>> begin Excerpted records
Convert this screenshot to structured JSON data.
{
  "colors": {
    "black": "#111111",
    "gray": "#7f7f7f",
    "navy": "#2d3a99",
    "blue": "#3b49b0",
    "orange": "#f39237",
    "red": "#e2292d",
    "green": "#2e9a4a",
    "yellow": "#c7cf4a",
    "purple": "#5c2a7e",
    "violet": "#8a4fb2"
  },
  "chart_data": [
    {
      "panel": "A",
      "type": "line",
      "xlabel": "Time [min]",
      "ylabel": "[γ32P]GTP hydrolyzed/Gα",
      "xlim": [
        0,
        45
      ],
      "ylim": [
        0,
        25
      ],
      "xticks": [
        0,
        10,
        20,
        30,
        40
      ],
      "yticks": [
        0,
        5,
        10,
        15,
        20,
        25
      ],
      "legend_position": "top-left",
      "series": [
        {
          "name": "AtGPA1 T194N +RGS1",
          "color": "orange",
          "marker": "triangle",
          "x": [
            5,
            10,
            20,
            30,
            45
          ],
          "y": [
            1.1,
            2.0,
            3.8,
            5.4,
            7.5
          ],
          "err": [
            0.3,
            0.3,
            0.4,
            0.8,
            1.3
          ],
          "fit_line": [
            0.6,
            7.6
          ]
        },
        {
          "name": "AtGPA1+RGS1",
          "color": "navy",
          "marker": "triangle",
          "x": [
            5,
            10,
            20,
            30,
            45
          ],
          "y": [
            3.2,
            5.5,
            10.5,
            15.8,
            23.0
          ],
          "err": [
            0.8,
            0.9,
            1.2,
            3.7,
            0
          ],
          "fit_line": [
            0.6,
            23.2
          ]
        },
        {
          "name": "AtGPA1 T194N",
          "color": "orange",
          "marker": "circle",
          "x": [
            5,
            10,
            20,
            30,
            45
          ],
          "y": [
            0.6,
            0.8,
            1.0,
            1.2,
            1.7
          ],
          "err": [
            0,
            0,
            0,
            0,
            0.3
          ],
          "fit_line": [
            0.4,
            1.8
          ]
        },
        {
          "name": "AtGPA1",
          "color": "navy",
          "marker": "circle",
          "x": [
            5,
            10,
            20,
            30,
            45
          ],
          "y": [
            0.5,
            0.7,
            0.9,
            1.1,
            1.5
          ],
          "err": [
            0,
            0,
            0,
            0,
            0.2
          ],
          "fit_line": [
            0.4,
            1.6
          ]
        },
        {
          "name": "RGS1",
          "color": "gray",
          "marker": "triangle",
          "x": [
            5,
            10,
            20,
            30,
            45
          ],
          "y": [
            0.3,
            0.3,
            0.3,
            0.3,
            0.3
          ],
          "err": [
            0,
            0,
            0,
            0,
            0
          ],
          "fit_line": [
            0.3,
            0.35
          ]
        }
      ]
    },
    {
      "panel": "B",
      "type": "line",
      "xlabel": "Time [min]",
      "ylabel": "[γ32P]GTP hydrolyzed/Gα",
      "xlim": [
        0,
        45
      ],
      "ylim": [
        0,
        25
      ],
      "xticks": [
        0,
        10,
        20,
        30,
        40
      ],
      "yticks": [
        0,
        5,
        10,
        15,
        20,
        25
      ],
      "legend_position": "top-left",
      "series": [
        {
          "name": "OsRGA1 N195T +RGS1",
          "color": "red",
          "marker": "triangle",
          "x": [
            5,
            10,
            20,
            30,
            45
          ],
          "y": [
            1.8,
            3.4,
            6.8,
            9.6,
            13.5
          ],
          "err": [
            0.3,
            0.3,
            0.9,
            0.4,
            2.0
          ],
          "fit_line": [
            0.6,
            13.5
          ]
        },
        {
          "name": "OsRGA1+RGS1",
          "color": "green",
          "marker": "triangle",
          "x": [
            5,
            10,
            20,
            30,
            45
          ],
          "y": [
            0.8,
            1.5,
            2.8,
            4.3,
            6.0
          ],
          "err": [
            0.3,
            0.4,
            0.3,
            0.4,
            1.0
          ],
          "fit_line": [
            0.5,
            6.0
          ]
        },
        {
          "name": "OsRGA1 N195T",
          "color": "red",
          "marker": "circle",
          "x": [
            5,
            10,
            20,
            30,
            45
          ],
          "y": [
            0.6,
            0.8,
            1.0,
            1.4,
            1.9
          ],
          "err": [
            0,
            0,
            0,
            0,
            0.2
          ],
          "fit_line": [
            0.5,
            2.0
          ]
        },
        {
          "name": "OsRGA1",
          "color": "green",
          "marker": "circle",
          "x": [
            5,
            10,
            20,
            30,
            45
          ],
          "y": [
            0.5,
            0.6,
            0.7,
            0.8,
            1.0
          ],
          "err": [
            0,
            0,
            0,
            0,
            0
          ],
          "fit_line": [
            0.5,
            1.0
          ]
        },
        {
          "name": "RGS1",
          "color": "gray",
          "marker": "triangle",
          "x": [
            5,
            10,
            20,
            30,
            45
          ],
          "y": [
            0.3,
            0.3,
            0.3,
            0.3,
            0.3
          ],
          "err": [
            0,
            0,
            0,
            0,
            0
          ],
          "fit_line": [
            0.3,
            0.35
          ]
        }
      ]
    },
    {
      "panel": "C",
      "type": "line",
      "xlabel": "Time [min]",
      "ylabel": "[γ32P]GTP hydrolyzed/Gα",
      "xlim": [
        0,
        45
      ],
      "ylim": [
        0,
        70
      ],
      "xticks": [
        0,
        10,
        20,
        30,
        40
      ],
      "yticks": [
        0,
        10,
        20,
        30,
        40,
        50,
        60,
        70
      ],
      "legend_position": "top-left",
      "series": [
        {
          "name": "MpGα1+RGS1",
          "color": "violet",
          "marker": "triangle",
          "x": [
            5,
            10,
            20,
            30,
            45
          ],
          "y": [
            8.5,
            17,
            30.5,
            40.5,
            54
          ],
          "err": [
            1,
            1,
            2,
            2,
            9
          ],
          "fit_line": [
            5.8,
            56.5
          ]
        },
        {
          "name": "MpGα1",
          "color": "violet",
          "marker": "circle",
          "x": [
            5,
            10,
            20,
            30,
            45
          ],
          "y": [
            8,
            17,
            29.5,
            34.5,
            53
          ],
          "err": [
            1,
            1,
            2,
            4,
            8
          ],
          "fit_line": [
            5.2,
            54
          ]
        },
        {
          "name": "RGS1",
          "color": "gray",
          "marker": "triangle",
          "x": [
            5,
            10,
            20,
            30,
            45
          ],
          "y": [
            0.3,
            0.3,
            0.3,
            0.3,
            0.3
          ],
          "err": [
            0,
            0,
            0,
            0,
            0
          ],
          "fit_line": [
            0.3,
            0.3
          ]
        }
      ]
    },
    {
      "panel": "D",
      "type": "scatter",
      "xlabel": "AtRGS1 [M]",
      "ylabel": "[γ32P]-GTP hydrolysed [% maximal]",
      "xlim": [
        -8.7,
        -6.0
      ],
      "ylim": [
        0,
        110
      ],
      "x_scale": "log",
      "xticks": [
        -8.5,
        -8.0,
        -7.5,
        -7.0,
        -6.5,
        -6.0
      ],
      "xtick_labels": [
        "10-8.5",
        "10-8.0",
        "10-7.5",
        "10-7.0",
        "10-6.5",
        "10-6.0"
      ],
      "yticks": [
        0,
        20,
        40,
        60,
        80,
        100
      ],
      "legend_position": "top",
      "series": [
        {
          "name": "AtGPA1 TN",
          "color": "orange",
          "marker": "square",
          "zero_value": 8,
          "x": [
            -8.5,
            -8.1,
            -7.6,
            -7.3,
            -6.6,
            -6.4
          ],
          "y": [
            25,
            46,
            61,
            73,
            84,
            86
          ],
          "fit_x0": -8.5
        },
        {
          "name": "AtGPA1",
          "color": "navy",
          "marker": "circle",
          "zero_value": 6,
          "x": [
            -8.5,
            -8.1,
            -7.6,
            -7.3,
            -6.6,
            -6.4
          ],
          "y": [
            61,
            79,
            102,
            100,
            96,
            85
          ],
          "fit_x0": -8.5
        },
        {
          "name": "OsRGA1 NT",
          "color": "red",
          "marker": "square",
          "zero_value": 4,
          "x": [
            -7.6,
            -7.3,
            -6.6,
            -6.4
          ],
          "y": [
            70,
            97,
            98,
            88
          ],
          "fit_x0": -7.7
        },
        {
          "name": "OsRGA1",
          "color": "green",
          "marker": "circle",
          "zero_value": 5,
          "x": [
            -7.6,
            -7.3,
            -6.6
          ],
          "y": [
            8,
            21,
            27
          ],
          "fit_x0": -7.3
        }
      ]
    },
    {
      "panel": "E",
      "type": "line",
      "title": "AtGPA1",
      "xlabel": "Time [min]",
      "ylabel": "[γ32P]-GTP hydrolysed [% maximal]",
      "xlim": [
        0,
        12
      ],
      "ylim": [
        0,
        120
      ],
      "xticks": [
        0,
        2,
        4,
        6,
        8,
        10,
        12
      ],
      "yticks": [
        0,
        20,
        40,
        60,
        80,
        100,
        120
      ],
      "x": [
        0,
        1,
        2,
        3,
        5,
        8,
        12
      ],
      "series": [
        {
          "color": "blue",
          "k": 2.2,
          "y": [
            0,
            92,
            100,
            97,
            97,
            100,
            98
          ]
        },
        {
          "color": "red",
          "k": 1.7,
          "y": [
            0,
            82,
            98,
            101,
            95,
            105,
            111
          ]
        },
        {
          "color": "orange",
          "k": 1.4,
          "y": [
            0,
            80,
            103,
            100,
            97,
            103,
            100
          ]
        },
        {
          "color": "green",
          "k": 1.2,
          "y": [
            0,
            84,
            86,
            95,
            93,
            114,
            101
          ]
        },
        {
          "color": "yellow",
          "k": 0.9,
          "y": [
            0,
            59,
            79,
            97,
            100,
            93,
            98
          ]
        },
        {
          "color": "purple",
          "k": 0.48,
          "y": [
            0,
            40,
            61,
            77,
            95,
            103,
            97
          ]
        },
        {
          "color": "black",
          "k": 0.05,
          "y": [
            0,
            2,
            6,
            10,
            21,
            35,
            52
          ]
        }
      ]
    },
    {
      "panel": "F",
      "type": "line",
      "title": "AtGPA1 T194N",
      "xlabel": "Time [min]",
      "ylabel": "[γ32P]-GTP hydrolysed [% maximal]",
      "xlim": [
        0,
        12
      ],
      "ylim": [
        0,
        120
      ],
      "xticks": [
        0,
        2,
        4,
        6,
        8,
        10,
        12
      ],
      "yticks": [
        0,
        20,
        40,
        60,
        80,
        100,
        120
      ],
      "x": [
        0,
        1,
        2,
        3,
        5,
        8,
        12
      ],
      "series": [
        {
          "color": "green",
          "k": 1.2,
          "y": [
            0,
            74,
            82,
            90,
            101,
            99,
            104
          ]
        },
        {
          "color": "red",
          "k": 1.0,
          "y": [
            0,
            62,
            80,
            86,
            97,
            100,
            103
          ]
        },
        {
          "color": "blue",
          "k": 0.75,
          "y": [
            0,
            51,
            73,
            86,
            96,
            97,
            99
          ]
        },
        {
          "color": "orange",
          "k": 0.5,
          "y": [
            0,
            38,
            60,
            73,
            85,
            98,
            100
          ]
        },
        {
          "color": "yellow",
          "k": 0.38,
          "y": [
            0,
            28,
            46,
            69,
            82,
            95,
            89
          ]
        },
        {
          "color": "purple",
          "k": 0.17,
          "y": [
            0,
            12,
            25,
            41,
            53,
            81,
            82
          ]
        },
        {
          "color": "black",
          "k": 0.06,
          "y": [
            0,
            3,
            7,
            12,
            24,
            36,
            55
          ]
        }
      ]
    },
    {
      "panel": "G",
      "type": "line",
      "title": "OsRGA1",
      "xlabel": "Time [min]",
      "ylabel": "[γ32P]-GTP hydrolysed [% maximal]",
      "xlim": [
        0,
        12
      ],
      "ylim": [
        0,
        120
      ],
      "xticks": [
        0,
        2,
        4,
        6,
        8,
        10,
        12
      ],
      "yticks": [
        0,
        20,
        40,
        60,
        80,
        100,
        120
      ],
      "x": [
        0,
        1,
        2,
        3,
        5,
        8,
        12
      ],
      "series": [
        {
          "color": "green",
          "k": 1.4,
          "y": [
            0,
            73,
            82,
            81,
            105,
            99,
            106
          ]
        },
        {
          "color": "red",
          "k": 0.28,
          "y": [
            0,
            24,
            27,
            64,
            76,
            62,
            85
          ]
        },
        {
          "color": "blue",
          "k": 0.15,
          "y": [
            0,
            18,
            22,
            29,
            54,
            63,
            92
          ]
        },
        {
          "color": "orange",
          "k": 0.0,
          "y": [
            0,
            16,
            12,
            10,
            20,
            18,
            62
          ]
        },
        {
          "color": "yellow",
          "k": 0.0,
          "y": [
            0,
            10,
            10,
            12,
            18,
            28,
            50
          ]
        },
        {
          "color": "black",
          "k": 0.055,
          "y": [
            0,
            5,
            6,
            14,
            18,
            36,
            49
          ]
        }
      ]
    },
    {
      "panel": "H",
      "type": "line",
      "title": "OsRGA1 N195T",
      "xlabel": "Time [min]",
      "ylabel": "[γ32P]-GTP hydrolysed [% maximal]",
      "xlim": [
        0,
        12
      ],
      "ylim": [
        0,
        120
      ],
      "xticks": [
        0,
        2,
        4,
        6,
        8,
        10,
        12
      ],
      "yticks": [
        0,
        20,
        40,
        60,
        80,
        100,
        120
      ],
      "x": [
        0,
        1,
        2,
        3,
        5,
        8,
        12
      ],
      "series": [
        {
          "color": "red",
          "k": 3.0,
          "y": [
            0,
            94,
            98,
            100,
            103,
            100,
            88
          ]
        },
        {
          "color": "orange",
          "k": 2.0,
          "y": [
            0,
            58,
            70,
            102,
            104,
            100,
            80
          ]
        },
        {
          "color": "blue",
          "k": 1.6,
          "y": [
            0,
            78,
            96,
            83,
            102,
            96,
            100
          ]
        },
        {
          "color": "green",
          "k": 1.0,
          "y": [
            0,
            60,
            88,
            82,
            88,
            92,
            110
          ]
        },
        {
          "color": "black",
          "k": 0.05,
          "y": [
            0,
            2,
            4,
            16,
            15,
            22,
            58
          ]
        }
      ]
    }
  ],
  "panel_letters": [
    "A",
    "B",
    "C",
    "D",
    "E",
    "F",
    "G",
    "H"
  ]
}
>> end Excerpted records
== Required work ==
Gather, from the listing above, every line carrying the word "title".

== Result of this task ==
      "title": "AtGPA1",
      "title": "AtGPA1 T194N",
      "title": "OsRGA1",
      "title": "OsRGA1 N195T",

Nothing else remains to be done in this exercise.